» Data supplied
━━━━━━━━━━━━━━━━━━━━━━━━━━━━━━
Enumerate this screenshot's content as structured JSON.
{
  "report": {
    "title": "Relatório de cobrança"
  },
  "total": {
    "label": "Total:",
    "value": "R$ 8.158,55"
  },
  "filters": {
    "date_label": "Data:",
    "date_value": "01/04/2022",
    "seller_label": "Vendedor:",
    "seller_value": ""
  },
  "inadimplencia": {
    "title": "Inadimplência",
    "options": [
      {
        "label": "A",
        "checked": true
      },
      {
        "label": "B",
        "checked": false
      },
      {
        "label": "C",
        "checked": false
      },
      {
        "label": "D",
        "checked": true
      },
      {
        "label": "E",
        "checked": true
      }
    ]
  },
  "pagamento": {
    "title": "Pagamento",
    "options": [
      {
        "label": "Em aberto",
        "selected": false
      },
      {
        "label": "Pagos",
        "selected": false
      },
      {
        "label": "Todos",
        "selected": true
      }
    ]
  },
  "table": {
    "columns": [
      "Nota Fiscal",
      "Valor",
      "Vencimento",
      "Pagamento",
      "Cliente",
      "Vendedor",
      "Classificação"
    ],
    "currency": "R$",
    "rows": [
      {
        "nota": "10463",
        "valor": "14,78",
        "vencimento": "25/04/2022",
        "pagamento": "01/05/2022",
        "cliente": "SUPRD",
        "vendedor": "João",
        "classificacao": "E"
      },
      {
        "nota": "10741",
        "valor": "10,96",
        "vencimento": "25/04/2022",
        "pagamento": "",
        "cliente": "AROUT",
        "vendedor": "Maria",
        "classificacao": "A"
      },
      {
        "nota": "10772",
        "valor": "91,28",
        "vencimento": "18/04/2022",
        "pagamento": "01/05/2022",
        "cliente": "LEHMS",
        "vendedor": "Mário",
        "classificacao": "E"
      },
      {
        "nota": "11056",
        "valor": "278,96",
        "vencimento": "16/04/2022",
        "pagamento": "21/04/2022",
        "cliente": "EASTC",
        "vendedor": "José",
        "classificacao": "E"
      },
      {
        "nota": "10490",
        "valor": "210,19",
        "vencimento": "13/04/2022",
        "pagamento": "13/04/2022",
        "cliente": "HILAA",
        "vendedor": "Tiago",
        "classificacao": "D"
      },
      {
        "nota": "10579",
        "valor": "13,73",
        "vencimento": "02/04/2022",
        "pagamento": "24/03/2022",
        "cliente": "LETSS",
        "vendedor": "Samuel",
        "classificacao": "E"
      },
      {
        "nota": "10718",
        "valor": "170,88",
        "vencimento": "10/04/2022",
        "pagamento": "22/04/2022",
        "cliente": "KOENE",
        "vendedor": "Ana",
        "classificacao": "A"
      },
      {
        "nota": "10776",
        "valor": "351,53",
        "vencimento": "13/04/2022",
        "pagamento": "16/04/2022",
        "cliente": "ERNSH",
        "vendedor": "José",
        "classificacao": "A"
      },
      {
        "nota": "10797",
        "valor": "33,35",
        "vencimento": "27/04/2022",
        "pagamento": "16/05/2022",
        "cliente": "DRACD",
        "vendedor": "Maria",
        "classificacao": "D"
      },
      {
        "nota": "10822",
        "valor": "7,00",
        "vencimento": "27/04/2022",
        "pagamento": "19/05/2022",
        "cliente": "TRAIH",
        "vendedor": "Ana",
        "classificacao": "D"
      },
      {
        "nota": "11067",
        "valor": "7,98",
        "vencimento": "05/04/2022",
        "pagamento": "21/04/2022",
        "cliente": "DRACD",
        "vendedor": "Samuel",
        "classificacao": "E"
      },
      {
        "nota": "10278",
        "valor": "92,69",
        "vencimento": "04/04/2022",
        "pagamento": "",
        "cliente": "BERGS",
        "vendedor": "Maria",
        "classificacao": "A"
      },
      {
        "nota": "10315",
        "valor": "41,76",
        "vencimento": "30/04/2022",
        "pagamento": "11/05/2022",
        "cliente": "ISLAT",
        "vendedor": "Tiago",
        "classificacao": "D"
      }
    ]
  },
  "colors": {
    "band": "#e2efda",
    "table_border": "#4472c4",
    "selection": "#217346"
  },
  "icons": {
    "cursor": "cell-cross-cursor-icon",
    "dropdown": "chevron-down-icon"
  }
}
━━━━━━━━━━━━━━━━━━━━━━━━━━━━━━
» Problem requirements
Filter the records above and return every line that holds the word "title".

» Result of the exercise
    "title": "Relatório de cobrança"
    "title": "Inadimplência",
    "title": "Pagamento",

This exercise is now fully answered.